— Begin —
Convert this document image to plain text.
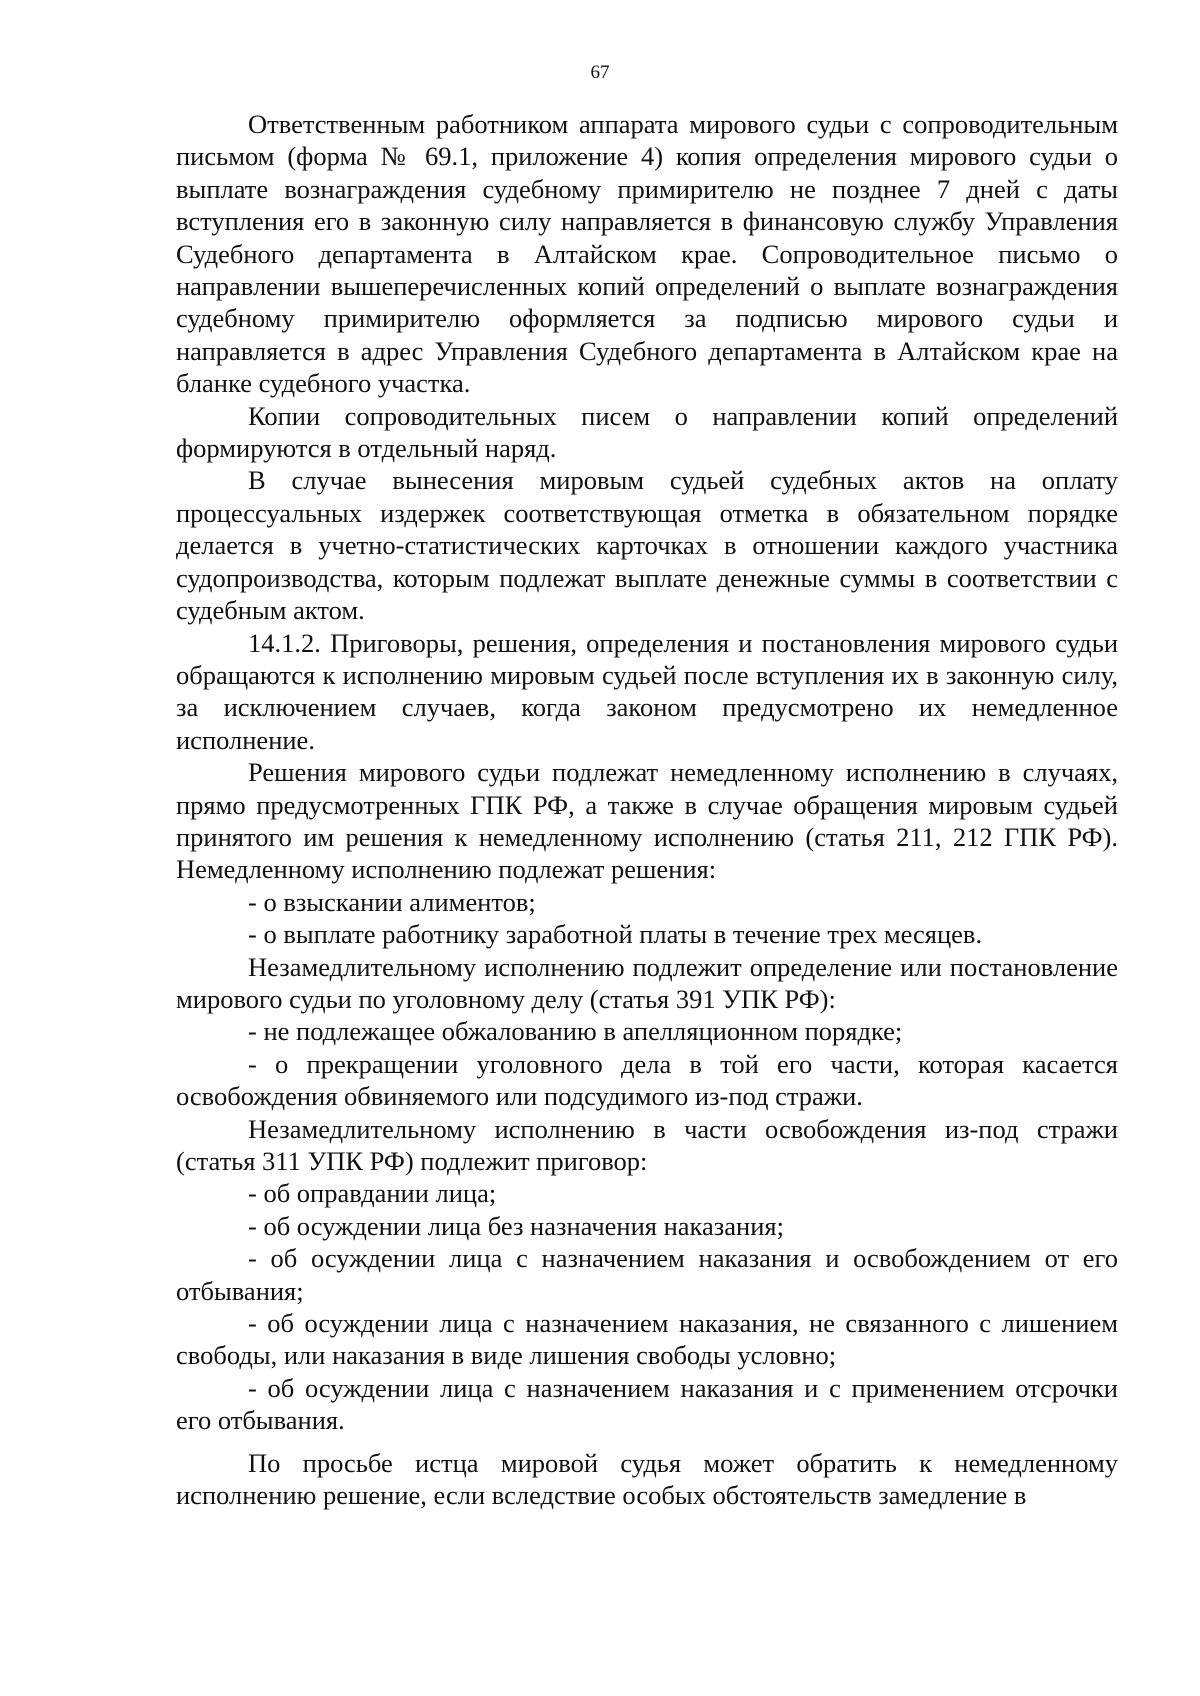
67

Ответственным работником аппарата мирового судьи с сопроводительным письмом (форма № 69.1, приложение 4) копия определения мирового судьи о выплате вознаграждения судебному примирителю не позднее 7 дней с даты вступления его в законную силу направляется в финансовую службу Управления Судебного департамента в Алтайском крае. Сопроводительное письмо о направлении вышеперечисленных копий определений о выплате вознаграждения судебному примирителю оформляется за подписью мирового судьи и направляется в адрес Управления Судебного департамента в Алтайском крае на бланке судебного участка.

Копии сопроводительных писем о направлении копий определений формируются в отдельный наряд.

В случае вынесения мировым судьей судебных актов на оплату процессуальных издержек соответствующая отметка в обязательном порядке делается в учетно-статистических карточках в отношении каждого участника судопроизводства, которым подлежат выплате денежные суммы в соответствии с судебным актом.

14.1.2. Приговоры, решения, определения и постановления мирового судьи обращаются к исполнению мировым судьей после вступления их в законную силу, за исключением случаев, когда законом предусмотрено их немедленное исполнение.

Решения мирового судьи подлежат немедленному исполнению в случаях, прямо предусмотренных ГПК РФ, а также в случае обращения мировым судьей принятого им решения к немедленному исполнению (статья 211, 212 ГПК РФ). Немедленному исполнению подлежат решения:

- о взыскании алиментов;

- о выплате работнику заработной платы в течение трех месяцев.

Незамедлительному исполнению подлежит определение или постановление мирового судьи по уголовному делу (статья 391 УПК РФ):

- не подлежащее обжалованию в апелляционном порядке;

- о прекращении уголовного дела в той его части, которая касается освобождения обвиняемого или подсудимого из-под стражи.

Незамедлительному исполнению в части освобождения из-под стражи (статья 311 УПК РФ) подлежит приговор:

- об оправдании лица;

- об осуждении лица без назначения наказания;

- об осуждении лица с назначением наказания и освобождением от его отбывания;

- об осуждении лица с назначением наказания, не связанного с лишением свободы, или наказания в виде лишения свободы условно;

- об осуждении лица с назначением наказания и с применением отсрочки его отбывания.

По просьбе истца мировой судья может обратить к немедленному исполнению решение, если вследствие особых обстоятельств замедление в
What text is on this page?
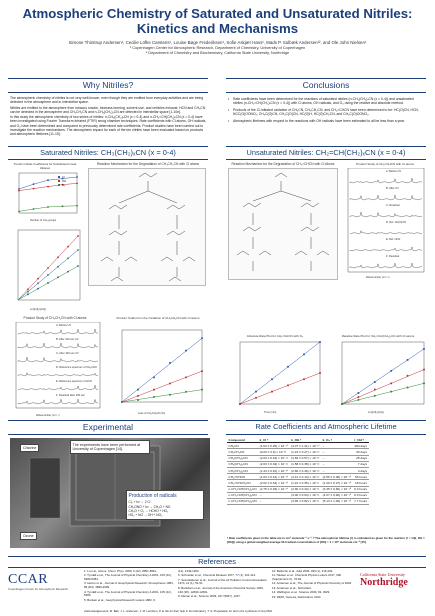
Atmospheric Chemistry of Saturated and Unsaturated Nitriles:
Kinetics and Mechanisms
Simone Thirstrup Andersen¹, Cecilie Löfke Carstens¹, Louise Bøge Frederiksen¹, Sofie Askjær Hass¹, Mads P. Sulbæk Andersen¹², and Ole John Nielsen¹
¹ Copenhagen Center for Atmospheric Research, Department of Chemistry, University of Copenhagen
² Department of Chemistry and Biochemistry, California State University, Northridge
Why Nitriles?

The atmospheric chemistry of nitriles is not very well-known, even though they are emitted from everyday activities and are being detected in the atmosphere and in interstellar space.

Nitriles are emitted to the atmosphere from tobacco smoke, biomass burning, solvent use, and vehicles exhaust. HCN and CH₃CN can be detected in the atmosphere and CH₃CH₂CN and n-CH₃(CH₂)₂CN are detected in interstellar space [1-10e].

In this study the atmospheric chemistry of two series of nitriles: n-CH₃(CH₂)ₓCN (x = 0-4) and n-CH₂=CH(CH₂)ₓCN (x = 0-4) have been investigated using Fourier Transform Infrared (FTIR) smog chamber techniques. Rate coefficients with Cl atoms, OH radicals, and O₃ have been determined and compared to previously determined rate coefficients. Product studies have been carried out to investigate the reaction mechanisms. The atmospheric impact for each of the ten nitriles have been evaluated based on products and atmospheric lifetimes [11-15].

Conclusions
• Rate coefficients have been determined for the reactions of saturated nitriles (n-CH₃(CH₂)ₓCN (x = 0-4)) and unsaturated nitriles (n-CH₂=CH(CH₂)ₓCN (x = 0-4)) with Cl atoms, OH radicals, and O₃ using the relative and absolute method.
• Products of the Cl-initiated oxidation of CH₃CN, CH₃CH₂CN, and CH₂=CHCN have been determined to be: HC(O)CN, HCN, NCC(O)OONO₂, CH₃C(O)CN, CH₃C(O)CN, HC(O)H, HC(O)CH₂CN, and CH₃C(O)OONO₂.
• Atmospheric lifetimes with respect to the reactions with OH radicals have been estimated to all be less than a year.
Saturated Nitriles: CH₃(CH₂)ₓCN (x = 0-4)
Trends in Rate Coefficients for Substituted Linear Alkanes
Cl
OH
O₃
Number of CH₂ groups
Ln([ref]₀/[ref]ₜ)
Reaction Mechanism for the Degradation of CH₃CH₂CN with Cl atoms
Product Study of CH₃CH₂CN with Cl atoms
A: Before UV
B: After 100 sec UV
C: After 100 sec UV
D: Reference spectrum of CH₃CHO
E: Reference spectrum of HCN
F: Residual after 250 sec
Wavenumber (cm⁻¹)
Product Yields from the Oxidation of CH₃CH₂CN with Cl atoms
Loss of CH₃CH₂CN (%)
Unsaturated Nitriles: CH₂=CH(CH₂)ₓCN (x = 0-4)
Reaction Mechanism for the Degradation of CH₂=CHCN with Cl Atoms	Product Study of CH₂=CHCN with Cl atoms
A: Before UV
B: After UV
C: Residual
D: Ref. HC(O)CN
E: Ref. HCN
F: Residual
Wavenumber (cm⁻¹)
Absolute Rate Plot for CH₂=CHCN with O₃
Time (min)
Relative Rate Plot for CH₂=CH(CH₂)₂CN with Cl atoms
Ln([ref]₀/[ref]ₜ)
Experimental
Chlorine
Ozone
The experiments have been performed at University of Copenhagen [14].
Production of radicals
Cl₂ + hν → 2 Cl
CH₃ONO + hν → CH₃O + NO
CH₃O + O₂ → HCHO + HO₂
HO₂ + NO → OH + NO₂
Rate Coefficients and Atmospheric Lifetime
Compound	k_Cl ᵃ	k_OH ᵃ	k_O₃ ᵃ	τ_OH ᵇ
CH₃CN	(1.04 ± 0.25) × 10⁻¹⁴	(4.07 ± 1.21) × 10⁻¹⁴	–	284 days
CH₃CH₂CN	(9.20 ± 3.9) × 10⁻¹³	(1.24 ± 0.27) × 10⁻¹³	–	93 days
CH₃(CH₂)₂CN	(2.03 ± 0.19) × 10⁻¹¹	(4.66 ± 0.57) × 10⁻¹³	–	25 days
CH₃(CH₂)₃CN	(2.03 ± 0.32) × 10⁻¹¹	(1.58 ± 0.38) × 10⁻¹²	–	7 days
CH₃(CH₂)₄CN	(1.34 ± 0.10) × 10⁻¹⁰	(2.86 ± 0.46) × 10⁻¹²	–	4 days
CH₂=CHCN	(1.03 ± 0.12) × 10⁻¹⁰	(4.12 ± 0.10) × 10⁻¹²	(2.55 ± 0.38) × 10⁻¹⁹	66 hours
CH₂=CHCH₂CN	(2.02 ± 0.54) × 10⁻¹⁰	(1.91 ± 0.35) × 10⁻¹¹	(1.20 ± 0.27) × 10⁻¹⁸	18 hours
n-CH₂=CH(CH₂)₂CN	(2.75 ± 0.45) × 10⁻¹⁰	(2.90 ± 0.44) × 10⁻¹¹	(3.35 ± 0.60) × 10⁻¹⁸	9.3 hours
n-CH₂=CH(CH₂)₃CN	–	(3.00 ± 0.64) × 10⁻¹¹	(4.07 ± 0.92) × 10⁻¹⁸	9.3 hours
n-CH₂=CH(CH₂)₄CN	–	(3.96 ± 0.82) × 10⁻¹¹	(5.13 ± 1.49) × 10⁻¹⁸	7.7 hours
ᵃ Rate coefficients given in the table are in cm³ molecule⁻¹ s⁻¹. ᵇ The atmospheric lifetime (τ) is estimated as given for the reaction (τ = 1/(k_OH × [OH])) using a global weighted average OH radical concentration of [OH] = 1 × 10⁶ molecule cm⁻³ [15].
References
CCAR
Copenhagen Center for Atmospheric Research
1: Li et al., Atmos. Chem. Phys. 2009, 9 (22), 8951-8961.
2: Tyndall et al., The Journal of Physical Chemistry A 2001, 105 (22), 5380-5384.
3: Hamm et al., Journal of Geophysical Research: Atmospheres 1984, 89 (D3), 4899-4909.
4: Tyndall et al., The Journal of Physical Chemistry A 2001, 105 (22), 5380.
5: Bunkan et al., Geophysical Research Letters 1982, 9.
(12), 1349-1352.
6: Schneider et al., Chemical Reviews 1977, 77 (1), 101-114.
7: Seinnfelderen et al., Journal of the Air Pollution Control Association 1974, 21 (1), 51-51.
8: Bunkham et al., Journal of the American Chemical Society 1945, 130 (38), 12600-12601.
9: Altman et al., Science 2009, 327 (5967), 1237.
10: Belloche et al., A&A 2009, 499 (1), 215-232.
11: Nielsen et al., Chemical Physics Letters 2017, 690 (Supplement C), 76-82.
12: Andersen et al., The Journal of Physical Chemistry A 2018.
13: Andersen et al., Submitted.
14: Wallington et al., Science 2009, 93, 3629.
15: WMO, Geneva, Switzerland, 2014.
California State University
Northridge
Acknowledgements: M. Bøk, J. L. Andersen, J. M. Lendrum, P. E. Ek for their help in the laboratory. T. S. Preparation for aid in the synthesis of CH₂ONO.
— End —
◆ **What the exercise asks**: Select the lines that carry the string "направлении" and copy them.

◆ **Correct output**:
Ответственным работником аппарата мирового судьи с сопроводительным письмом (форма № 69.1, приложение 4) копия определения мирового судьи о выплате вознаграждения судебному примирителю не позднее 7 дней с даты вступления его в законную силу направляется в финансовую службу Управления Судебного департамента в Алтайском крае. Сопроводительное письмо о направлении вышеперечисленных копий определений о выплате вознаграждения судебному примирителю оформляется за подписью мирового судьи и направляется в адрес Управления Судебного департамента в Алтайском крае на бланке судебного участка.
Копии сопроводительных писем о направлении копий определений формируются в отдельный наряд.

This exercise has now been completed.